[[ Passage to read open ]]

I want to be honest. If you don’t like honest, you won’t like this post. *I* probably won’t like this post when I am done.
I am sick of myself and my excuses. Do you ever feel this way?
Some thoughts have struck me.
If I don’t “like” the Thin Within book, I can join the crowd. After all, who likes to be told that God cares about what I eat and that He wants me to eat less food? Who likes to be told that I need to “observe and correct,” or confess and repent when I just simply want to EAT? Who wants to think that what I eat somehow is a reflection of my walk with God and whether or not I am allowing Him to meet my needs?
Who likes the fact that I have a stomach the size of a fist and when I put more than that tiny bit of food in it I just WANT more? Who wants to be told this stuff? Not many of us like it. Frankly, right now, I don’t like it.
So if I have a problem with what is in the Thin Within book, I am in good company. In fact, I can get my shorts in a bunch about it! I wonder if you know the feeling…
But that doesn’t mean the message of the book isn’t true. It just means…I don’t like it.

[[ Passage to read closed ]]
[[ Data section open ]]

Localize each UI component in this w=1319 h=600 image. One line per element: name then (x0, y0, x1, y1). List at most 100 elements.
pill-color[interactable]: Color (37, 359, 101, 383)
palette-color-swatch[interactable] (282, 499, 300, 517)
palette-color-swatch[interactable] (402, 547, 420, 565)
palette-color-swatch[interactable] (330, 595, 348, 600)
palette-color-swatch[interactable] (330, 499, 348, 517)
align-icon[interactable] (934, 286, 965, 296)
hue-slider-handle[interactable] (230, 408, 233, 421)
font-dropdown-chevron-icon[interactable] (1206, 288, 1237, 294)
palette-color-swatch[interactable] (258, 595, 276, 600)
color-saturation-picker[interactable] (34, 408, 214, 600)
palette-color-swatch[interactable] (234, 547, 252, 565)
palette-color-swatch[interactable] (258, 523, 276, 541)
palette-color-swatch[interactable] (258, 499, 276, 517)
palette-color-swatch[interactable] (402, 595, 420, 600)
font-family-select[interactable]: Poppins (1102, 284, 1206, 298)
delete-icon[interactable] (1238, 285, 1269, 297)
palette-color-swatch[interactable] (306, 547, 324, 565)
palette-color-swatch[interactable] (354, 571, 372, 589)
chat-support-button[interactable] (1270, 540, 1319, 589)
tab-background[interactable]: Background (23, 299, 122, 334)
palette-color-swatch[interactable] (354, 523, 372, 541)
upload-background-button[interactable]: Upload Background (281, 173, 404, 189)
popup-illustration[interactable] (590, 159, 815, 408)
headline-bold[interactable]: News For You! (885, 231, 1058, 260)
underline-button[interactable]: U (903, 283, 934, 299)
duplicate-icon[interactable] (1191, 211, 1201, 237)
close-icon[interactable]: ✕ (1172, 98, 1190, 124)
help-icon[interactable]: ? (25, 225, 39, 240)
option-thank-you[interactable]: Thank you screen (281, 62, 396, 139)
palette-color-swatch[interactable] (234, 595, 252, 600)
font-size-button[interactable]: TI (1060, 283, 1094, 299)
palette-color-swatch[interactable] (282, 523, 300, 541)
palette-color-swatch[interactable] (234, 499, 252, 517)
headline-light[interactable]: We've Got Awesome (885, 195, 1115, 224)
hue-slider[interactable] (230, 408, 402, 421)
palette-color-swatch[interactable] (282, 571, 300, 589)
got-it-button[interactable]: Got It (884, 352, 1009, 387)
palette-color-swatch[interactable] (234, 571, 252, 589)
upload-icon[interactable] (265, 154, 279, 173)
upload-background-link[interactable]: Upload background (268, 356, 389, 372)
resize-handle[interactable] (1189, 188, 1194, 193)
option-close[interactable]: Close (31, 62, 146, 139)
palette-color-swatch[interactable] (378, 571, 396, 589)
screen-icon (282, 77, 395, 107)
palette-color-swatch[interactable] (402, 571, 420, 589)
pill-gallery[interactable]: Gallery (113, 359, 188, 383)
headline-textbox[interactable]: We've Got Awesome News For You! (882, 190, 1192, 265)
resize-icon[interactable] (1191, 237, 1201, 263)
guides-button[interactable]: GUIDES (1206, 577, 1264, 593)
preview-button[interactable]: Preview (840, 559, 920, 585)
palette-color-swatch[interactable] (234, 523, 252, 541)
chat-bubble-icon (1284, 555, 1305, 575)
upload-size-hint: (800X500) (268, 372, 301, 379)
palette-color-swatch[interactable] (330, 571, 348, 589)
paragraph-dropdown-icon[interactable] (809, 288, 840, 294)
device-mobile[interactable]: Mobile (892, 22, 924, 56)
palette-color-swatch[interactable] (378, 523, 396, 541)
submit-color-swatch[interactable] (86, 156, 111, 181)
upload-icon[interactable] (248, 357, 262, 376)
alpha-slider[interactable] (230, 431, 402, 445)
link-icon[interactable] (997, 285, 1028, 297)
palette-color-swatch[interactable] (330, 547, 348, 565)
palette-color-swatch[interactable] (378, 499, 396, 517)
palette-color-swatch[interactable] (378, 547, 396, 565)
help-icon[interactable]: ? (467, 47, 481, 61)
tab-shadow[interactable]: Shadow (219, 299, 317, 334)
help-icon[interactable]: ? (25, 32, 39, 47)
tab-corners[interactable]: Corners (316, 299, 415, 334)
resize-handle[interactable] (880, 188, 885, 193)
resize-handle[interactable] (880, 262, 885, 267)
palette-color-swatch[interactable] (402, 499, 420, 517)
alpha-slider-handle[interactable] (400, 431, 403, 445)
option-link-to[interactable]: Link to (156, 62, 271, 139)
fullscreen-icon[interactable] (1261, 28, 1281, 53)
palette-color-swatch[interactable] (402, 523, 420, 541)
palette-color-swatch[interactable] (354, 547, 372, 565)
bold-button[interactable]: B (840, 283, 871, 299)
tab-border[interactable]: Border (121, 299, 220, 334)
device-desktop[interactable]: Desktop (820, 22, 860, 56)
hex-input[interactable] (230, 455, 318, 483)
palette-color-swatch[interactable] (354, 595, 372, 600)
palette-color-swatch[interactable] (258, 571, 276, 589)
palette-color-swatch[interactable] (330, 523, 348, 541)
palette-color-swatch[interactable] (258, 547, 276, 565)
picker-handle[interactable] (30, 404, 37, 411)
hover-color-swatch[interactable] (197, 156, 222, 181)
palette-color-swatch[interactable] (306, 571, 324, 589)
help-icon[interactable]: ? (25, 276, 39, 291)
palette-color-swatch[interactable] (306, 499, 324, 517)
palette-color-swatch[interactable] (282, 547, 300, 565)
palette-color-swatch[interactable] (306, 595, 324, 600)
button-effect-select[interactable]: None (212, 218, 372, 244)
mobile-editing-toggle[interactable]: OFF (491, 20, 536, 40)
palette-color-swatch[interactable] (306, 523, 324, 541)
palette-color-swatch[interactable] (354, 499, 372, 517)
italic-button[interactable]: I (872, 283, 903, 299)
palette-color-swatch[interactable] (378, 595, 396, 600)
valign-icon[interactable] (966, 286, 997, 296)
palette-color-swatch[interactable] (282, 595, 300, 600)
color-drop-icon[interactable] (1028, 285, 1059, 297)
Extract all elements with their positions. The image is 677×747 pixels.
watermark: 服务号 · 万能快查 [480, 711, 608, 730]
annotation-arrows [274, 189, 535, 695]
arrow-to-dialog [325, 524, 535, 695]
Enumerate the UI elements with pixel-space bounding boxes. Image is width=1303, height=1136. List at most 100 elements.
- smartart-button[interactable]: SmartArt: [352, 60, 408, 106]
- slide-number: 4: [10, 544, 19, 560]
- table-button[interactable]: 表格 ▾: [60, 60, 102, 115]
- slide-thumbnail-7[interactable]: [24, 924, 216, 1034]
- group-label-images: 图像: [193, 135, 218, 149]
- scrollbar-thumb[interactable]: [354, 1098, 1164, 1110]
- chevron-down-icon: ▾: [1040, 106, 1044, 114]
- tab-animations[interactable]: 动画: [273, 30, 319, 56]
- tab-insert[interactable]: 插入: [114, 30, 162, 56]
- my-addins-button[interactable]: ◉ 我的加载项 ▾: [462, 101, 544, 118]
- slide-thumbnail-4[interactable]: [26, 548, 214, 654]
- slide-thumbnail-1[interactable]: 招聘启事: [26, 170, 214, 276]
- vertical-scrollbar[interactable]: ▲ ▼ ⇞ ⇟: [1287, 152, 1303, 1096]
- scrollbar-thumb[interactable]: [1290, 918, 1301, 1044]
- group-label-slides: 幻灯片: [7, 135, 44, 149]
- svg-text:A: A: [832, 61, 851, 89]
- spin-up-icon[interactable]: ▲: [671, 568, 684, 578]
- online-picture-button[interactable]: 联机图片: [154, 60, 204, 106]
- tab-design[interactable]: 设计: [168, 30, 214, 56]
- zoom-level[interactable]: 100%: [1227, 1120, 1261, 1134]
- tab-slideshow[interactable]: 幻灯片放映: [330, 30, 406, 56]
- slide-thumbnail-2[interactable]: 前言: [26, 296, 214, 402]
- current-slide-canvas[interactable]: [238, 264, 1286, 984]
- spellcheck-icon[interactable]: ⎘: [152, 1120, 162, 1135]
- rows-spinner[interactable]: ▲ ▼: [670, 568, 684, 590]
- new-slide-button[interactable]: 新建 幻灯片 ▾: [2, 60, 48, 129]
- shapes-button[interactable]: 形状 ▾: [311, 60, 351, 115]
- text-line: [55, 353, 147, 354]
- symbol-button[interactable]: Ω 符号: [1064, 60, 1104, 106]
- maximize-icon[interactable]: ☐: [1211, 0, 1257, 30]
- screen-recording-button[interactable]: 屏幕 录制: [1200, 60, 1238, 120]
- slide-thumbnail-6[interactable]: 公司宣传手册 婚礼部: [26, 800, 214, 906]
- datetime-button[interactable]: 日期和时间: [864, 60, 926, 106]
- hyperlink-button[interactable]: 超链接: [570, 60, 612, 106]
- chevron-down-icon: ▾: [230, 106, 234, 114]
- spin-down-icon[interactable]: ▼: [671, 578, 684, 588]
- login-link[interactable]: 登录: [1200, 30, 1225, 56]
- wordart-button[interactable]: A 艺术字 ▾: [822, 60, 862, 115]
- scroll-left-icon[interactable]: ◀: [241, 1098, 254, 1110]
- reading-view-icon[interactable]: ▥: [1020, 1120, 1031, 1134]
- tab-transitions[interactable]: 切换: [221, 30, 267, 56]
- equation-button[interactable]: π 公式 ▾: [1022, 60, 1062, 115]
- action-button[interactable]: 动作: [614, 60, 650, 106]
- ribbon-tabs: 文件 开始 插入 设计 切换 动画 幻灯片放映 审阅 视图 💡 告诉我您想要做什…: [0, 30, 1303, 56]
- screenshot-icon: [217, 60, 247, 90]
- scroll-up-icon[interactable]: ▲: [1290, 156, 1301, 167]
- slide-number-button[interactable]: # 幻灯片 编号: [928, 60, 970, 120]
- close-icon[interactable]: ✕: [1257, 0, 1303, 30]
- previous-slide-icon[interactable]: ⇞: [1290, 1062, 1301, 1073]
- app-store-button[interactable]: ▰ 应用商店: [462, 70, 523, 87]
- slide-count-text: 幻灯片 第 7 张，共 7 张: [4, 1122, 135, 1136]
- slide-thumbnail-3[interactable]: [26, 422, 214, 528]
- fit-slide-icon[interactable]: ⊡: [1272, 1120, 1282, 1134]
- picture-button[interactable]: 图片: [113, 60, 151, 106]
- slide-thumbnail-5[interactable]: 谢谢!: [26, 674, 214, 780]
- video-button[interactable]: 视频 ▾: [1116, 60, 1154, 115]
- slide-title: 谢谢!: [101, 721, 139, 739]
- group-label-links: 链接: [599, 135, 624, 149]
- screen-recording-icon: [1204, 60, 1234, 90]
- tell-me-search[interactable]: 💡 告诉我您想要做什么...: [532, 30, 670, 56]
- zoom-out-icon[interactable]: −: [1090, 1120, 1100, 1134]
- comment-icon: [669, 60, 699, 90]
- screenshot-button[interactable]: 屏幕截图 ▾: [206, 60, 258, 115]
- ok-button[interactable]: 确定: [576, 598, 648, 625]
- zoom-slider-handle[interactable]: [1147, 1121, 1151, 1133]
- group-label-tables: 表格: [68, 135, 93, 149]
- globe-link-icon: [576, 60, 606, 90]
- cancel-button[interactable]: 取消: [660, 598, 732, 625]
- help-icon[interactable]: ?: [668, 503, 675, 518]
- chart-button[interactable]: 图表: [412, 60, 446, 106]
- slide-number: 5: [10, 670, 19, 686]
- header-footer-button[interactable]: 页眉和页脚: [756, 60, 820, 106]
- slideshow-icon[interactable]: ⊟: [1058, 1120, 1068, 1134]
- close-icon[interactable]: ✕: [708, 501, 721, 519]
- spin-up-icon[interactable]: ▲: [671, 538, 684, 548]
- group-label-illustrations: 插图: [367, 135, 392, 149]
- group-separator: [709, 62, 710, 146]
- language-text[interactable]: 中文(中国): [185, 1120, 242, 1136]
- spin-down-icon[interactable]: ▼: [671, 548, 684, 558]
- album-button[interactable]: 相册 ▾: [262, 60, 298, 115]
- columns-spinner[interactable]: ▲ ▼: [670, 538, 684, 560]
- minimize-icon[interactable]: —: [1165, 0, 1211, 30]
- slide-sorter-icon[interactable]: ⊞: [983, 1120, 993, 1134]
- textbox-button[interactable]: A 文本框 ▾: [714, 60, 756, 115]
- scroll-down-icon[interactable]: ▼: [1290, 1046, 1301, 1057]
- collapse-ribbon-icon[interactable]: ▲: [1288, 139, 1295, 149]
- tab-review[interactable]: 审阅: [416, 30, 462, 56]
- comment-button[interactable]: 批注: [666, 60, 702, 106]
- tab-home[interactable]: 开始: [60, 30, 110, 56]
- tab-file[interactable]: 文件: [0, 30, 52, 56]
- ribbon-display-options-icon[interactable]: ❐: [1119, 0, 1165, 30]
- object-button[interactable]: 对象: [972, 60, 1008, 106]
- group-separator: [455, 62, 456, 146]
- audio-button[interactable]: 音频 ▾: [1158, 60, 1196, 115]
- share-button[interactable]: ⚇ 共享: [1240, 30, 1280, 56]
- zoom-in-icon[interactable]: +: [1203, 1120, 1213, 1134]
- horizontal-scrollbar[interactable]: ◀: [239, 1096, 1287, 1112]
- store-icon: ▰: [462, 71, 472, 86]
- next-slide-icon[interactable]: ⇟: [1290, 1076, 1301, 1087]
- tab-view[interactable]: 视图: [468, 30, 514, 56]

[[ Data section closed ]]

[Required tasks]:
- 1) From the post about the Thin Within book, copy the passage starting at "I want to be" and ending at "feel this way?".
- 2) In the post about the Thin Within book, what does the writer compare the size of the stomach to?

[Answers to the problems]:
- 1)
I want to be honest. If you don’t like honest, you won’t like this post. *I* probably won’t like this post when I am done.
I am sick of myself and my excuses. Do you ever feel this way?

- 2) A fist.